* **Instruction**
Below are some records; repeat them all exactly, minus the pictures.

╭─ Dataset entries

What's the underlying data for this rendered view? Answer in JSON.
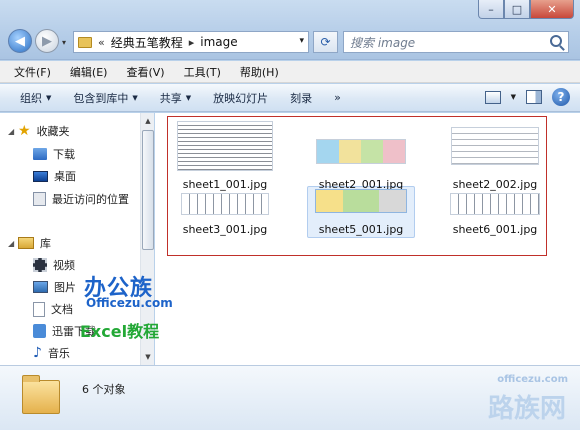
{
  "window": {
    "min_label": "–",
    "max_label": "□",
    "close_label": "✕"
  },
  "nav": {
    "back_glyph": "◀",
    "fwd_glyph": "▶",
    "dropdown_glyph": "▾",
    "chevrons": "«",
    "path": [
      "经典五笔教程",
      "image"
    ],
    "path_sep": "▸",
    "refresh_glyph": "⟳"
  },
  "search": {
    "placeholder": "搜索 image"
  },
  "menu": [
    "文件(F)",
    "编辑(E)",
    "查看(V)",
    "工具(T)",
    "帮助(H)"
  ],
  "toolbar": {
    "items": [
      {
        "label": "组织",
        "arrow": "▼"
      },
      {
        "label": "包含到库中",
        "arrow": "▼"
      },
      {
        "label": "共享",
        "arrow": "▼"
      },
      {
        "label": "放映幻灯片",
        "arrow": ""
      },
      {
        "label": "刻录",
        "arrow": ""
      },
      {
        "label": "»",
        "arrow": ""
      }
    ],
    "help_label": "?"
  },
  "sidebar": {
    "favorites": {
      "label": "收藏夹",
      "items": [
        "下载",
        "桌面",
        "最近访问的位置"
      ]
    },
    "libraries": {
      "label": "库",
      "items": [
        "视频",
        "图片",
        "文档",
        "迅雷下载",
        "音乐"
      ]
    }
  },
  "files": [
    {
      "name": "sheet1_001.jpg",
      "thumb": "doc"
    },
    {
      "name": "sheet2_001.jpg",
      "thumb": "color"
    },
    {
      "name": "sheet2_002.jpg",
      "thumb": "sketch"
    },
    {
      "name": "sheet3_001.jpg",
      "thumb": "kbd"
    },
    {
      "name": "sheet5_001.jpg",
      "thumb": "color2"
    },
    {
      "name": "sheet6_001.jpg",
      "thumb": "kbd"
    }
  ],
  "watermark": {
    "brand": "办公族",
    "url": "Officezu.com",
    "tag": "Excel教程",
    "footer_url": "officezu.com",
    "footer_brand": "路族网"
  },
  "details": {
    "count_text": "6 个对象"
  }
}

╰─

* **Response to this task**
What's the underlying data for this rendered view? Answer in JSON.
{
  "window": {
    "min_label": "–",
    "max_label": "□",
    "close_label": "✕"
  },
  "nav": {
    "back_glyph": "◀",
    "fwd_glyph": "▶",
    "dropdown_glyph": "▾",
    "chevrons": "«",
    "path": [
      "经典五笔教程",
      "image"
    ],
    "path_sep": "▸",
    "refresh_glyph": "⟳"
  },
  "search": {
    "placeholder": "搜索 image"
  },
  "menu": [
    "文件(F)",
    "编辑(E)",
    "查看(V)",
    "工具(T)",
    "帮助(H)"
  ],
  "toolbar": {
    "items": [
      {
        "label": "组织",
        "arrow": "▼"
      },
      {
        "label": "包含到库中",
        "arrow": "▼"
      },
      {
        "label": "共享",
        "arrow": "▼"
      },
      {
        "label": "放映幻灯片",
        "arrow": ""
      },
      {
        "label": "刻录",
        "arrow": ""
      },
      {
        "label": "»",
        "arrow": ""
      }
    ],
    "help_label": "?"
  },
  "sidebar": {
    "favorites": {
      "label": "收藏夹",
      "items": [
        "下载",
        "桌面",
        "最近访问的位置"
      ]
    },
    "libraries": {
      "label": "库",
      "items": [
        "视频",
        "图片",
        "文档",
        "迅雷下载",
        "音乐"
      ]
    }
  },
  "files": [
    {
      "name": "sheet1_001.jpg",
      "thumb": "doc"
    },
    {
      "name": "sheet2_001.jpg",
      "thumb": "color"
    },
    {
      "name": "sheet2_002.jpg",
      "thumb": "sketch"
    },
    {
      "name": "sheet3_001.jpg",
      "thumb": "kbd"
    },
    {
      "name": "sheet5_001.jpg",
      "thumb": "color2"
    },
    {
      "name": "sheet6_001.jpg",
      "thumb": "kbd"
    }
  ],
  "watermark": {
    "brand": "办公族",
    "url": "Officezu.com",
    "tag": "Excel教程",
    "footer_url": "officezu.com",
    "footer_brand": "路族网"
  },
  "details": {
    "count_text": "6 个对象"
  }
}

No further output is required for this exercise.